• _Your instructions_:
Write out the full listing again, exactly as it stands.

**** Supplied data

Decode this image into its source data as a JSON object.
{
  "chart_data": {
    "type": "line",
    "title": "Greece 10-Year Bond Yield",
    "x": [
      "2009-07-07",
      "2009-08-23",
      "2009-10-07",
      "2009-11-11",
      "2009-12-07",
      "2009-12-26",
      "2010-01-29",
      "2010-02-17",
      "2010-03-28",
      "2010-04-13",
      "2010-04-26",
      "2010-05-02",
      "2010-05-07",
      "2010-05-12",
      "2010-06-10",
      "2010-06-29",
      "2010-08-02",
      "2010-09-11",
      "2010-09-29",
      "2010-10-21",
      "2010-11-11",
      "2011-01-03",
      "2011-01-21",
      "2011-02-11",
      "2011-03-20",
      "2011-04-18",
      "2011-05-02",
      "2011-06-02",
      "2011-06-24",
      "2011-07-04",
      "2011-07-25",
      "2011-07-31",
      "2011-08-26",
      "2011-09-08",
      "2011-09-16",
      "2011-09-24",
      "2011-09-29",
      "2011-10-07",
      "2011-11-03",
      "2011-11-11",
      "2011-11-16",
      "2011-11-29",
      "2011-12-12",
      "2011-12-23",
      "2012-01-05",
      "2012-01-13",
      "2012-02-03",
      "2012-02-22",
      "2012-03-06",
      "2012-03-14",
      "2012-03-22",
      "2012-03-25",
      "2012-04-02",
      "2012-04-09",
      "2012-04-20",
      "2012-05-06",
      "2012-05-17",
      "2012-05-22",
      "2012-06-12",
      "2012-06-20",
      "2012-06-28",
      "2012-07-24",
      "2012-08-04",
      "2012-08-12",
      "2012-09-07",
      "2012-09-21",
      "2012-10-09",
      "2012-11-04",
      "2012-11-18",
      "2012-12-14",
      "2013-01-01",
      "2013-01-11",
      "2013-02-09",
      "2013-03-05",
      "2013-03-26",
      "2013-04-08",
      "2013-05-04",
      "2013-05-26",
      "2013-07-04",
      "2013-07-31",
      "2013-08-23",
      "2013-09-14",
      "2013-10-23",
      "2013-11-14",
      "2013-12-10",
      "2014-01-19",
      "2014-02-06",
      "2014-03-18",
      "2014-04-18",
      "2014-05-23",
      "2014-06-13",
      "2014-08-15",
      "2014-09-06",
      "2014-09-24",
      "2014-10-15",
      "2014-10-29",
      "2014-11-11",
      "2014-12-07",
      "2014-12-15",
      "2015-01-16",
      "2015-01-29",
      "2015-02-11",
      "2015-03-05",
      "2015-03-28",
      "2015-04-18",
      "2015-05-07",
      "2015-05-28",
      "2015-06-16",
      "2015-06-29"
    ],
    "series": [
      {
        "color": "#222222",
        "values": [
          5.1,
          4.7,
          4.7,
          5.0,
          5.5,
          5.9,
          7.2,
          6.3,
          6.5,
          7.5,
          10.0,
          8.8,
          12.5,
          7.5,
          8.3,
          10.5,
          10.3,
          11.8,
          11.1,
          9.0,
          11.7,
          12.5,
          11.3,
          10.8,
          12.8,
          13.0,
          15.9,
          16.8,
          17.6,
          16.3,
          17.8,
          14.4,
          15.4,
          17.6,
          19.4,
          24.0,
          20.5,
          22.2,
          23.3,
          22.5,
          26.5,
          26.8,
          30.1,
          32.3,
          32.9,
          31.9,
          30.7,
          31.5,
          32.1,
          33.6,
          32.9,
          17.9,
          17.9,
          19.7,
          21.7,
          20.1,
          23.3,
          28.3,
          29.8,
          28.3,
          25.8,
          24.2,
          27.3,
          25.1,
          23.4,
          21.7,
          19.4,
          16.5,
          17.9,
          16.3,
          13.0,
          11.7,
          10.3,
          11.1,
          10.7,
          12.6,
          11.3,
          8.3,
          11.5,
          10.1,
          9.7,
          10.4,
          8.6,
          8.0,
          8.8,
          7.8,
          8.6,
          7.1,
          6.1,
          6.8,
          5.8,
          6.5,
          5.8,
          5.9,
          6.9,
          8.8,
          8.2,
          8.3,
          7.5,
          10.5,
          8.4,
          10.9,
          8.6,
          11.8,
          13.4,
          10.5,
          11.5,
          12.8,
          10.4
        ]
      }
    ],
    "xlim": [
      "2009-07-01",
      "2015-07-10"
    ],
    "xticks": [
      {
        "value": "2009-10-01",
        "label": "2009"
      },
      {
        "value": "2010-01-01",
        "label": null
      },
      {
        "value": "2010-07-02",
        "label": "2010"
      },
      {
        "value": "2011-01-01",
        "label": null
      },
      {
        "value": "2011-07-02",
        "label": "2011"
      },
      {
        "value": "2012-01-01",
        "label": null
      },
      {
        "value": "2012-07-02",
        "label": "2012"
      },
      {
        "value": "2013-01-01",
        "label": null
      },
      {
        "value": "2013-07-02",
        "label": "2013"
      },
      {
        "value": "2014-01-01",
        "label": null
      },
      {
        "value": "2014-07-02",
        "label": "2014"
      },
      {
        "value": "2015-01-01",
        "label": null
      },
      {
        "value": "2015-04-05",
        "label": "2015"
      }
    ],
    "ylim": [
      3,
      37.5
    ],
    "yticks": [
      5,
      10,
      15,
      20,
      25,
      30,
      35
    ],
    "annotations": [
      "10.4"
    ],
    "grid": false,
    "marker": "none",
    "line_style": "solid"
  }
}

********

• _Task response_:
Decode this image into its source data as a JSON object.
{
  "chart_data": {
    "type": "line",
    "title": "Greece 10-Year Bond Yield",
    "x": [
      "2009-07-07",
      "2009-08-23",
      "2009-10-07",
      "2009-11-11",
      "2009-12-07",
      "2009-12-26",
      "2010-01-29",
      "2010-02-17",
      "2010-03-28",
      "2010-04-13",
      "2010-04-26",
      "2010-05-02",
      "2010-05-07",
      "2010-05-12",
      "2010-06-10",
      "2010-06-29",
      "2010-08-02",
      "2010-09-11",
      "2010-09-29",
      "2010-10-21",
      "2010-11-11",
      "2011-01-03",
      "2011-01-21",
      "2011-02-11",
      "2011-03-20",
      "2011-04-18",
      "2011-05-02",
      "2011-06-02",
      "2011-06-24",
      "2011-07-04",
      "2011-07-25",
      "2011-07-31",
      "2011-08-26",
      "2011-09-08",
      "2011-09-16",
      "2011-09-24",
      "2011-09-29",
      "2011-10-07",
      "2011-11-03",
      "2011-11-11",
      "2011-11-16",
      "2011-11-29",
      "2011-12-12",
      "2011-12-23",
      "2012-01-05",
      "2012-01-13",
      "2012-02-03",
      "2012-02-22",
      "2012-03-06",
      "2012-03-14",
      "2012-03-22",
      "2012-03-25",
      "2012-04-02",
      "2012-04-09",
      "2012-04-20",
      "2012-05-06",
      "2012-05-17",
      "2012-05-22",
      "2012-06-12",
      "2012-06-20",
      "2012-06-28",
      "2012-07-24",
      "2012-08-04",
      "2012-08-12",
      "2012-09-07",
      "2012-09-21",
      "2012-10-09",
      "2012-11-04",
      "2012-11-18",
      "2012-12-14",
      "2013-01-01",
      "2013-01-11",
      "2013-02-09",
      "2013-03-05",
      "2013-03-26",
      "2013-04-08",
      "2013-05-04",
      "2013-05-26",
      "2013-07-04",
      "2013-07-31",
      "2013-08-23",
      "2013-09-14",
      "2013-10-23",
      "2013-11-14",
      "2013-12-10",
      "2014-01-19",
      "2014-02-06",
      "2014-03-18",
      "2014-04-18",
      "2014-05-23",
      "2014-06-13",
      "2014-08-15",
      "2014-09-06",
      "2014-09-24",
      "2014-10-15",
      "2014-10-29",
      "2014-11-11",
      "2014-12-07",
      "2014-12-15",
      "2015-01-16",
      "2015-01-29",
      "2015-02-11",
      "2015-03-05",
      "2015-03-28",
      "2015-04-18",
      "2015-05-07",
      "2015-05-28",
      "2015-06-16",
      "2015-06-29"
    ],
    "series": [
      {
        "color": "#222222",
        "values": [
          5.1,
          4.7,
          4.7,
          5.0,
          5.5,
          5.9,
          7.2,
          6.3,
          6.5,
          7.5,
          10.0,
          8.8,
          12.5,
          7.5,
          8.3,
          10.5,
          10.3,
          11.8,
          11.1,
          9.0,
          11.7,
          12.5,
          11.3,
          10.8,
          12.8,
          13.0,
          15.9,
          16.8,
          17.6,
          16.3,
          17.8,
          14.4,
          15.4,
          17.6,
          19.4,
          24.0,
          20.5,
          22.2,
          23.3,
          22.5,
          26.5,
          26.8,
          30.1,
          32.3,
          32.9,
          31.9,
          30.7,
          31.5,
          32.1,
          33.6,
          32.9,
          17.9,
          17.9,
          19.7,
          21.7,
          20.1,
          23.3,
          28.3,
          29.8,
          28.3,
          25.8,
          24.2,
          27.3,
          25.1,
          23.4,
          21.7,
          19.4,
          16.5,
          17.9,
          16.3,
          13.0,
          11.7,
          10.3,
          11.1,
          10.7,
          12.6,
          11.3,
          8.3,
          11.5,
          10.1,
          9.7,
          10.4,
          8.6,
          8.0,
          8.8,
          7.8,
          8.6,
          7.1,
          6.1,
          6.8,
          5.8,
          6.5,
          5.8,
          5.9,
          6.9,
          8.8,
          8.2,
          8.3,
          7.5,
          10.5,
          8.4,
          10.9,
          8.6,
          11.8,
          13.4,
          10.5,
          11.5,
          12.8,
          10.4
        ]
      }
    ],
    "xlim": [
      "2009-07-01",
      "2015-07-10"
    ],
    "xticks": [
      {
        "value": "2009-10-01",
        "label": "2009"
      },
      {
        "value": "2010-01-01",
        "label": null
      },
      {
        "value": "2010-07-02",
        "label": "2010"
      },
      {
        "value": "2011-01-01",
        "label": null
      },
      {
        "value": "2011-07-02",
        "label": "2011"
      },
      {
        "value": "2012-01-01",
        "label": null
      },
      {
        "value": "2012-07-02",
        "label": "2012"
      },
      {
        "value": "2013-01-01",
        "label": null
      },
      {
        "value": "2013-07-02",
        "label": "2013"
      },
      {
        "value": "2014-01-01",
        "label": null
      },
      {
        "value": "2014-07-02",
        "label": "2014"
      },
      {
        "value": "2015-01-01",
        "label": null
      },
      {
        "value": "2015-04-05",
        "label": "2015"
      }
    ],
    "ylim": [
      3,
      37.5
    ],
    "yticks": [
      5,
      10,
      15,
      20,
      25,
      30,
      35
    ],
    "annotations": [
      "10.4"
    ],
    "grid": false,
    "marker": "none",
    "line_style": "solid"
  }
}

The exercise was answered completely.